## Task to complete
Pull out every line below that holds the word "color".

## Records for the task
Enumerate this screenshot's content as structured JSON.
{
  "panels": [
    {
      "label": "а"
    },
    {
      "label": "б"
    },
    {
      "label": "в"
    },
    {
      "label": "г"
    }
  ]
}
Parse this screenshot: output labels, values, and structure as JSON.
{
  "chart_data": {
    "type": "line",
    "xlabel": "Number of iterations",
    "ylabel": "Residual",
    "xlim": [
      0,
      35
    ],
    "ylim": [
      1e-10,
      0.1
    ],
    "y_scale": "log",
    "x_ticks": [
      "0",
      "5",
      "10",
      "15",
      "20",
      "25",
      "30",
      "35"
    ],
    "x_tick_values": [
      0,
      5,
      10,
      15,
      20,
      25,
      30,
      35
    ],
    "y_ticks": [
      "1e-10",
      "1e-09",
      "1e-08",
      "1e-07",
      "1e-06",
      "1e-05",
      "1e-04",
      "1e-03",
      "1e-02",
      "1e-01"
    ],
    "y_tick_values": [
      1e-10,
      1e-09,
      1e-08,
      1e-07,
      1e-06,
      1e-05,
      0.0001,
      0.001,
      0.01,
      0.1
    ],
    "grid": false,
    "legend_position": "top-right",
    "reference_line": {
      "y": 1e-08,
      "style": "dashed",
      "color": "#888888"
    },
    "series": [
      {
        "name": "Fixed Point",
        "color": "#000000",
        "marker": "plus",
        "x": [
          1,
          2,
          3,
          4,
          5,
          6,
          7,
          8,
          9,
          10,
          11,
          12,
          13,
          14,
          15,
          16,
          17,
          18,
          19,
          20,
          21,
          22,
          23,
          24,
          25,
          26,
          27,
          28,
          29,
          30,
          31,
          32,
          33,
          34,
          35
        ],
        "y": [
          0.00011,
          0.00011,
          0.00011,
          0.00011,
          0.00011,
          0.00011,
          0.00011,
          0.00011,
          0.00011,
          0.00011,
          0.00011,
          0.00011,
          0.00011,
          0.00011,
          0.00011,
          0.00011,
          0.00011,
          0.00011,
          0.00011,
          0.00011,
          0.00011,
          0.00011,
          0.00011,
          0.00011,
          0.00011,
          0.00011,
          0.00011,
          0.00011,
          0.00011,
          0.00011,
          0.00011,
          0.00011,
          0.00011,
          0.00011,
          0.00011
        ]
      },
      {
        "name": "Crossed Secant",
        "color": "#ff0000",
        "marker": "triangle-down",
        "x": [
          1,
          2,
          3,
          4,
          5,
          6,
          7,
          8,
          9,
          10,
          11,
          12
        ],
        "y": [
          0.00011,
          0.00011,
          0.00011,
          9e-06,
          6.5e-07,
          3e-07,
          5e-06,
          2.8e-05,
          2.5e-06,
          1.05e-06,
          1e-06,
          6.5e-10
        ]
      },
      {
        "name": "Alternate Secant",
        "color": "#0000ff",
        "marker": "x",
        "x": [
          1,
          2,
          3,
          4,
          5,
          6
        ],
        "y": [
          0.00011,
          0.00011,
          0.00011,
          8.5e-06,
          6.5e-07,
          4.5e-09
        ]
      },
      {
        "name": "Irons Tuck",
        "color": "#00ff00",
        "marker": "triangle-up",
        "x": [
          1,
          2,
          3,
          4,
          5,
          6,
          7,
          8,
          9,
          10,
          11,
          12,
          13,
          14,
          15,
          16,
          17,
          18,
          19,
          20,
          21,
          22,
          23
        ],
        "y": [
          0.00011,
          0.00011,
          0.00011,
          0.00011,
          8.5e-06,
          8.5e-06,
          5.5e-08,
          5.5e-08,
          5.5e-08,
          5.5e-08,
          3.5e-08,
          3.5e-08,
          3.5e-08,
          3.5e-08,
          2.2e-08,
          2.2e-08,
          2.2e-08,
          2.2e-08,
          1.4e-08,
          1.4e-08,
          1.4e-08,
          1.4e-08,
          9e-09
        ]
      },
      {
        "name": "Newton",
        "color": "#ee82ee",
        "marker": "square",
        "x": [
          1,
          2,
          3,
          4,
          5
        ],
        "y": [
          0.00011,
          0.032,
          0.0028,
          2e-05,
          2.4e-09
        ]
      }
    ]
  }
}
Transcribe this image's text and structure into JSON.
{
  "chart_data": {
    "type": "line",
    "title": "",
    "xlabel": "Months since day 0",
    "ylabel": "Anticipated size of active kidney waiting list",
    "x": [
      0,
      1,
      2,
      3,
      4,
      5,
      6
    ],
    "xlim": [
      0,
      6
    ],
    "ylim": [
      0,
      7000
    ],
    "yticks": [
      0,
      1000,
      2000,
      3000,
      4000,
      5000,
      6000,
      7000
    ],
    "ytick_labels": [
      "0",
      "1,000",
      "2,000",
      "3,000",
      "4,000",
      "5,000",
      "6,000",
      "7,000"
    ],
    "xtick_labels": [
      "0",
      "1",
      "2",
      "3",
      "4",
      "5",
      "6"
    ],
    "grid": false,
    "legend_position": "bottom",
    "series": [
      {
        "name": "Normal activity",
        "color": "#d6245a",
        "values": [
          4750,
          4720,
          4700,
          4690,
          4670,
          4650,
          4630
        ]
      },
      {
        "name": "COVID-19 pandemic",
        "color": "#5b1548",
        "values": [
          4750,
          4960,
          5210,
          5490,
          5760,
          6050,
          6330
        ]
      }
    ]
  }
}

## Response to this task
      "color": "#888888"
        "color": "#000000",
        "color": "#ff0000",
        "color": "#0000ff",
        "color": "#00ff00",
        "color": "#ee82ee",
        "color": "#d6245a",
        "color": "#5b1548",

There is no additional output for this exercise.